---- SUPPLIED RECORDS

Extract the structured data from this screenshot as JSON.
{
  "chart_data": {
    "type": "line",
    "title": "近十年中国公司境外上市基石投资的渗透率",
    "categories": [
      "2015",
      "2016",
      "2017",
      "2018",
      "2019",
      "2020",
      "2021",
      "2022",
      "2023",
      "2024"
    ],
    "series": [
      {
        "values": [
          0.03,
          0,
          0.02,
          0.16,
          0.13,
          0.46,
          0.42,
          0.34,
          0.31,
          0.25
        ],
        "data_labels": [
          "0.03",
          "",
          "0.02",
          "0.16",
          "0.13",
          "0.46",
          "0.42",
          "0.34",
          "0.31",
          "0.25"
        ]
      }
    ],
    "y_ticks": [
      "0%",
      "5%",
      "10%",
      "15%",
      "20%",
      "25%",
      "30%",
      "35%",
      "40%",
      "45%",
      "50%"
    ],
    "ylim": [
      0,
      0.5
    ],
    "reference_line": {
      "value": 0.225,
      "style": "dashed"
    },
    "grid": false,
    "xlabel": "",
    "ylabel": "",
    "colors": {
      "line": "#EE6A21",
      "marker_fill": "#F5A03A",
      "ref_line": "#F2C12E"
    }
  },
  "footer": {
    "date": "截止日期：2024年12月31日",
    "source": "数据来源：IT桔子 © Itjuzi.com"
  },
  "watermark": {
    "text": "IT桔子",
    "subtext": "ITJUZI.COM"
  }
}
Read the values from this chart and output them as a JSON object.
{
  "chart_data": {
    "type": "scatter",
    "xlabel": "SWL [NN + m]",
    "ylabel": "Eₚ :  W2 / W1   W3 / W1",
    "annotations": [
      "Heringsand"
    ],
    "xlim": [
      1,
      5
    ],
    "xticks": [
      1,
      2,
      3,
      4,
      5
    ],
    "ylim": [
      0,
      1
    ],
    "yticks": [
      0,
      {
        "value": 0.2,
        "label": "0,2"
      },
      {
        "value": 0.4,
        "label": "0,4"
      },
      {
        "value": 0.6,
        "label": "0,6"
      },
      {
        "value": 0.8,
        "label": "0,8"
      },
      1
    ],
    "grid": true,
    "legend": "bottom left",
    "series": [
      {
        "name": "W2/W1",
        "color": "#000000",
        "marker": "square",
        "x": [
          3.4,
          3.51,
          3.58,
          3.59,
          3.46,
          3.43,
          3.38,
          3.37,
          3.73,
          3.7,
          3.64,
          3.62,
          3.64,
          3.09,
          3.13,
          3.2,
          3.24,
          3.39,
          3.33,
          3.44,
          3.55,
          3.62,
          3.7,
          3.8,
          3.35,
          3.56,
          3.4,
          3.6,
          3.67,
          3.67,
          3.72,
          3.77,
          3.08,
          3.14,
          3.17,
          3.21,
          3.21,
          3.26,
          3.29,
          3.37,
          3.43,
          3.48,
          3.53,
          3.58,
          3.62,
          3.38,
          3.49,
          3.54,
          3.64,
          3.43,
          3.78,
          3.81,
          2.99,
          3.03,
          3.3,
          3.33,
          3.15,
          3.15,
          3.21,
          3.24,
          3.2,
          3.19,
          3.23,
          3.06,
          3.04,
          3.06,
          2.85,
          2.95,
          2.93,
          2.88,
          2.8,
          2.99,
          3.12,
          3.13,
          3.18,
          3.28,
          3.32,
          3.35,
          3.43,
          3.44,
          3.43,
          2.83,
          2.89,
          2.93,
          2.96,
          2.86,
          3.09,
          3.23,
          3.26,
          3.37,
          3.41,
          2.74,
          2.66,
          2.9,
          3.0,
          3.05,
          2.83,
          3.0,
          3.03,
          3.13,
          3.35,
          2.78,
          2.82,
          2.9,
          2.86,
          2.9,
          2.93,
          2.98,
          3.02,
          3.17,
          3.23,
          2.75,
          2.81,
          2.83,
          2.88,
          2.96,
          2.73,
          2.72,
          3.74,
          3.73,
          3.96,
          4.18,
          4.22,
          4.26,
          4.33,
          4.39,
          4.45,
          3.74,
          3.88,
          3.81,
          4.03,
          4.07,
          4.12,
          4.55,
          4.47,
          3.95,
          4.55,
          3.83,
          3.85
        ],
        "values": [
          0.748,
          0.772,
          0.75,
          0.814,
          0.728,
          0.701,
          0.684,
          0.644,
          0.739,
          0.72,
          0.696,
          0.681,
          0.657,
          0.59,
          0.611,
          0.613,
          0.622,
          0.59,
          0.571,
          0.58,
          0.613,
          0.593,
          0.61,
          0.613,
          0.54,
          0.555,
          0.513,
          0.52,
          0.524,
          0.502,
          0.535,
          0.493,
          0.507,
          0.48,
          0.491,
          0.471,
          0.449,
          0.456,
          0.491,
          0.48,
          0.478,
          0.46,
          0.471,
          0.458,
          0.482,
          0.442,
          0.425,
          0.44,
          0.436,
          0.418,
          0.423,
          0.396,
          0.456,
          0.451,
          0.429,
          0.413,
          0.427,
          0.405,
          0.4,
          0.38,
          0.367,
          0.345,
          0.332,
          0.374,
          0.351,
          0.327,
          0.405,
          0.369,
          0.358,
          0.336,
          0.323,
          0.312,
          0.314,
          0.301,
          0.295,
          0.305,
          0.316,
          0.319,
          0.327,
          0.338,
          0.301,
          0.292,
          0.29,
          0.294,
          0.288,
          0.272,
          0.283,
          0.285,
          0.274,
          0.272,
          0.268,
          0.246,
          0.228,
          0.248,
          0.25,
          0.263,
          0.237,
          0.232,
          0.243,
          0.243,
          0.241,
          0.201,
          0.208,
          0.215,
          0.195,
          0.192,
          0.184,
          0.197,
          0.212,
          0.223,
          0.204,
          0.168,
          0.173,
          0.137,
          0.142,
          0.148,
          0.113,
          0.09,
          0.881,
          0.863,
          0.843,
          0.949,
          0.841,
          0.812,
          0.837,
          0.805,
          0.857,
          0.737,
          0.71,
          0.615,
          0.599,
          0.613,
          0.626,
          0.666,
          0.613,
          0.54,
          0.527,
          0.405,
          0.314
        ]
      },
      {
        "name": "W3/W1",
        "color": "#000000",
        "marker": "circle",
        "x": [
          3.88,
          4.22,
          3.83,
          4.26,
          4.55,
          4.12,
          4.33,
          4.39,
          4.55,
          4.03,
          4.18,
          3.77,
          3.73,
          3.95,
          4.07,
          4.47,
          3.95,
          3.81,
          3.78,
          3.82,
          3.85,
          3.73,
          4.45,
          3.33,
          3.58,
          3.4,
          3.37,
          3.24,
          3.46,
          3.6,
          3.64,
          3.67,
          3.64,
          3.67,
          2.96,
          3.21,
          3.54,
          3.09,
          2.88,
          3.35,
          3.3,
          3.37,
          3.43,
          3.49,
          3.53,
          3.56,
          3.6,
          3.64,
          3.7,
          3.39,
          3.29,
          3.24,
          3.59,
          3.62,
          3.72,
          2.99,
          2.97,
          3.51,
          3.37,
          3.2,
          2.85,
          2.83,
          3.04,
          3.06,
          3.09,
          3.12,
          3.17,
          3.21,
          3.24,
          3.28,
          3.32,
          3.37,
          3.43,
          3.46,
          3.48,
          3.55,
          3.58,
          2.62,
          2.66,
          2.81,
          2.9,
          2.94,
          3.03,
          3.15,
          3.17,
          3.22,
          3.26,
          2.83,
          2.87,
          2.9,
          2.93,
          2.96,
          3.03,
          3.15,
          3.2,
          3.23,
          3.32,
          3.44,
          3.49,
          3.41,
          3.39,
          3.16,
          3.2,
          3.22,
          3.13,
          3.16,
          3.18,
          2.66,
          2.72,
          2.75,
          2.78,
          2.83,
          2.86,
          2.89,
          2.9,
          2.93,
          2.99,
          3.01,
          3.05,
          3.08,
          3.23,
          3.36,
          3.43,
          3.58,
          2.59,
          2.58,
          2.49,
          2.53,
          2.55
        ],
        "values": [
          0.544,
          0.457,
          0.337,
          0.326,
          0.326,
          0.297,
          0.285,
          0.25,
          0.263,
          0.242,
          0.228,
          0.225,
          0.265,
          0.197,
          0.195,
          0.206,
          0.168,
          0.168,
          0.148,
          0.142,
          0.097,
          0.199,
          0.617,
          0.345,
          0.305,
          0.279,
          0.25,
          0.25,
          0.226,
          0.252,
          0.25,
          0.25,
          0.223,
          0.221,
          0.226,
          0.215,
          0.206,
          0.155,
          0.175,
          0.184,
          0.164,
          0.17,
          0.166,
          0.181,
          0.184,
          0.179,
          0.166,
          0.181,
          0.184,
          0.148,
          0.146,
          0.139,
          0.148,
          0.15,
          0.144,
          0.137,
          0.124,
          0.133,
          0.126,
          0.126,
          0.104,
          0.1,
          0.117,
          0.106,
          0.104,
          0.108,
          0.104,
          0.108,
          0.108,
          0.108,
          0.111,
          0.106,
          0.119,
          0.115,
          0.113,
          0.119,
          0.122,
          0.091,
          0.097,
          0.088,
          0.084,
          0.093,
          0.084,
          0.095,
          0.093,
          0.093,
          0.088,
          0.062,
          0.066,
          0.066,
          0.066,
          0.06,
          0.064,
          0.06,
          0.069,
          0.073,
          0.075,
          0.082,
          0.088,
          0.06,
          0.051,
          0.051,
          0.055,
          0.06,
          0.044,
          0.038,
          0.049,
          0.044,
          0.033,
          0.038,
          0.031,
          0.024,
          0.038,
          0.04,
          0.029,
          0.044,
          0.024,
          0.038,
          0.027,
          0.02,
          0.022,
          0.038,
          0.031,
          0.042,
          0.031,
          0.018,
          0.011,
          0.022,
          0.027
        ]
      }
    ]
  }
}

--------

▸ **REQUEST**
Show every line where the string "this" appears.

▸ **WRITTEN REPLY**
Extract the structured data from this screenshot as JSON.
Read the values from this chart and output them as a JSON object.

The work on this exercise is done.